WRITTEN INSTRUCTION
Retype the material that follows, keeping every word as it is.

DATA FOR THIS EXERCISE

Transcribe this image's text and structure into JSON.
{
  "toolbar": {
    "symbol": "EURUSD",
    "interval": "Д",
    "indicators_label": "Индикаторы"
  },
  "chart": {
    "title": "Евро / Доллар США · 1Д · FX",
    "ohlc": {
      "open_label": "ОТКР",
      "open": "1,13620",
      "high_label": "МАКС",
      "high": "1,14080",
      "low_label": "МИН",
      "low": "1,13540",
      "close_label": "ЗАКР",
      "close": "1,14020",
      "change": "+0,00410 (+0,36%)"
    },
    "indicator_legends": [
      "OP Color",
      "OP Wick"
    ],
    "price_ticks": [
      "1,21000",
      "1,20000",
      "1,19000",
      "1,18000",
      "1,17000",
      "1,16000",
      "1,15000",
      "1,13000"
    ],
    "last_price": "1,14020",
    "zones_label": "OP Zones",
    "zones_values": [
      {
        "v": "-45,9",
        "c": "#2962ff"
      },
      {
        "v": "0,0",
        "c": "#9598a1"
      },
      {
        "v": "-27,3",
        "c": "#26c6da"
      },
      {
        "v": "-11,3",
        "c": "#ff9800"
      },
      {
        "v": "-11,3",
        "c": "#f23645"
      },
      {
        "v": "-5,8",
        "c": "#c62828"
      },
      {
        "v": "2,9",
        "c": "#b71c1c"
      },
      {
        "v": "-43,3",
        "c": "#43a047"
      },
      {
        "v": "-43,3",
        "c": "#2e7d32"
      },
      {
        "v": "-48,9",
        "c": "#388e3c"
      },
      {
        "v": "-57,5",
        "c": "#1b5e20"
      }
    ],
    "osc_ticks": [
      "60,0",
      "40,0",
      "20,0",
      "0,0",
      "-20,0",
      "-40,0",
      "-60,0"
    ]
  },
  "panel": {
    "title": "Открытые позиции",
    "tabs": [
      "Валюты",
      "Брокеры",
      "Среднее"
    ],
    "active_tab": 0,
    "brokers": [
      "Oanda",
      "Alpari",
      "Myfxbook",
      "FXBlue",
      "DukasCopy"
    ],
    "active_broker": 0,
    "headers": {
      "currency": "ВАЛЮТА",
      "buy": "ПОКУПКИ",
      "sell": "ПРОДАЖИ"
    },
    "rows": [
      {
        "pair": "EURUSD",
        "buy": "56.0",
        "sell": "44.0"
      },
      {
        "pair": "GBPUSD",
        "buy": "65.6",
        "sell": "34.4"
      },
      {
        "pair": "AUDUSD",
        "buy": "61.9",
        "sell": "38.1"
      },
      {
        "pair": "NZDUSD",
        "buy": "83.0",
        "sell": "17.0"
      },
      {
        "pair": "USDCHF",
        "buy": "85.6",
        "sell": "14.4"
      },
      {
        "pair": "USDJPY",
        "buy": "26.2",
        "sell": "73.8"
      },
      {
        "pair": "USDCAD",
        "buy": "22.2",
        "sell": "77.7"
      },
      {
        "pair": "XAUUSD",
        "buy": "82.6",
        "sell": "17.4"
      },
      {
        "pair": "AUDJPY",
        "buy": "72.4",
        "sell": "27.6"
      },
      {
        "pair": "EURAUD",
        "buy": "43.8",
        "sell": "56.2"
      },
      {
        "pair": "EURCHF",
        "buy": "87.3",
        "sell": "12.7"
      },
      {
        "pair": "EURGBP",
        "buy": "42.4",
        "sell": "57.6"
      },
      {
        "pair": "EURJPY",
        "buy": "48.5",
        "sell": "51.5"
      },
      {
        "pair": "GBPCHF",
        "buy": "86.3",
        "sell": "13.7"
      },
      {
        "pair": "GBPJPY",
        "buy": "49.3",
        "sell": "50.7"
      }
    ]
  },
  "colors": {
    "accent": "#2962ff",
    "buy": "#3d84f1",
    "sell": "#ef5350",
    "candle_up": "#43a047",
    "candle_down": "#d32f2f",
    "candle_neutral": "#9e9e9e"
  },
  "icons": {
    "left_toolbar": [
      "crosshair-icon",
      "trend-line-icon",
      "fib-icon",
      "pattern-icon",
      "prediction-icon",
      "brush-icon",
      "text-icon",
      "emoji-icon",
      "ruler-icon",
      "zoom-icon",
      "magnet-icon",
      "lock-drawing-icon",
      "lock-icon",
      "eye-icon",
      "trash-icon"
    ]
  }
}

FINAL RESULT
Transcribe this image's text and structure into JSON.
{
  "toolbar": {
    "symbol": "EURUSD",
    "interval": "Д",
    "indicators_label": "Индикаторы"
  },
  "chart": {
    "title": "Евро / Доллар США · 1Д · FX",
    "ohlc": {
      "open_label": "ОТКР",
      "open": "1,13620",
      "high_label": "МАКС",
      "high": "1,14080",
      "low_label": "МИН",
      "low": "1,13540",
      "close_label": "ЗАКР",
      "close": "1,14020",
      "change": "+0,00410 (+0,36%)"
    },
    "indicator_legends": [
      "OP Color",
      "OP Wick"
    ],
    "price_ticks": [
      "1,21000",
      "1,20000",
      "1,19000",
      "1,18000",
      "1,17000",
      "1,16000",
      "1,15000",
      "1,13000"
    ],
    "last_price": "1,14020",
    "zones_label": "OP Zones",
    "zones_values": [
      {
        "v": "-45,9",
        "c": "#2962ff"
      },
      {
        "v": "0,0",
        "c": "#9598a1"
      },
      {
        "v": "-27,3",
        "c": "#26c6da"
      },
      {
        "v": "-11,3",
        "c": "#ff9800"
      },
      {
        "v": "-11,3",
        "c": "#f23645"
      },
      {
        "v": "-5,8",
        "c": "#c62828"
      },
      {
        "v": "2,9",
        "c": "#b71c1c"
      },
      {
        "v": "-43,3",
        "c": "#43a047"
      },
      {
        "v": "-43,3",
        "c": "#2e7d32"
      },
      {
        "v": "-48,9",
        "c": "#388e3c"
      },
      {
        "v": "-57,5",
        "c": "#1b5e20"
      }
    ],
    "osc_ticks": [
      "60,0",
      "40,0",
      "20,0",
      "0,0",
      "-20,0",
      "-40,0",
      "-60,0"
    ]
  },
  "panel": {
    "title": "Открытые позиции",
    "tabs": [
      "Валюты",
      "Брокеры",
      "Среднее"
    ],
    "active_tab": 0,
    "brokers": [
      "Oanda",
      "Alpari",
      "Myfxbook",
      "FXBlue",
      "DukasCopy"
    ],
    "active_broker": 0,
    "headers": {
      "currency": "ВАЛЮТА",
      "buy": "ПОКУПКИ",
      "sell": "ПРОДАЖИ"
    },
    "rows": [
      {
        "pair": "EURUSD",
        "buy": "56.0",
        "sell": "44.0"
      },
      {
        "pair": "GBPUSD",
        "buy": "65.6",
        "sell": "34.4"
      },
      {
        "pair": "AUDUSD",
        "buy": "61.9",
        "sell": "38.1"
      },
      {
        "pair": "NZDUSD",
        "buy": "83.0",
        "sell": "17.0"
      },
      {
        "pair": "USDCHF",
        "buy": "85.6",
        "sell": "14.4"
      },
      {
        "pair": "USDJPY",
        "buy": "26.2",
        "sell": "73.8"
      },
      {
        "pair": "USDCAD",
        "buy": "22.2",
        "sell": "77.7"
      },
      {
        "pair": "XAUUSD",
        "buy": "82.6",
        "sell": "17.4"
      },
      {
        "pair": "AUDJPY",
        "buy": "72.4",
        "sell": "27.6"
      },
      {
        "pair": "EURAUD",
        "buy": "43.8",
        "sell": "56.2"
      },
      {
        "pair": "EURCHF",
        "buy": "87.3",
        "sell": "12.7"
      },
      {
        "pair": "EURGBP",
        "buy": "42.4",
        "sell": "57.6"
      },
      {
        "pair": "EURJPY",
        "buy": "48.5",
        "sell": "51.5"
      },
      {
        "pair": "GBPCHF",
        "buy": "86.3",
        "sell": "13.7"
      },
      {
        "pair": "GBPJPY",
        "buy": "49.3",
        "sell": "50.7"
      }
    ]
  },
  "colors": {
    "accent": "#2962ff",
    "buy": "#3d84f1",
    "sell": "#ef5350",
    "candle_up": "#43a047",
    "candle_down": "#d32f2f",
    "candle_neutral": "#9e9e9e"
  },
  "icons": {
    "left_toolbar": [
      "crosshair-icon",
      "trend-line-icon",
      "fib-icon",
      "pattern-icon",
      "prediction-icon",
      "brush-icon",
      "text-icon",
      "emoji-icon",
      "ruler-icon",
      "zoom-icon",
      "magnet-icon",
      "lock-drawing-icon",
      "lock-icon",
      "eye-icon",
      "trash-icon"
    ]
  }
}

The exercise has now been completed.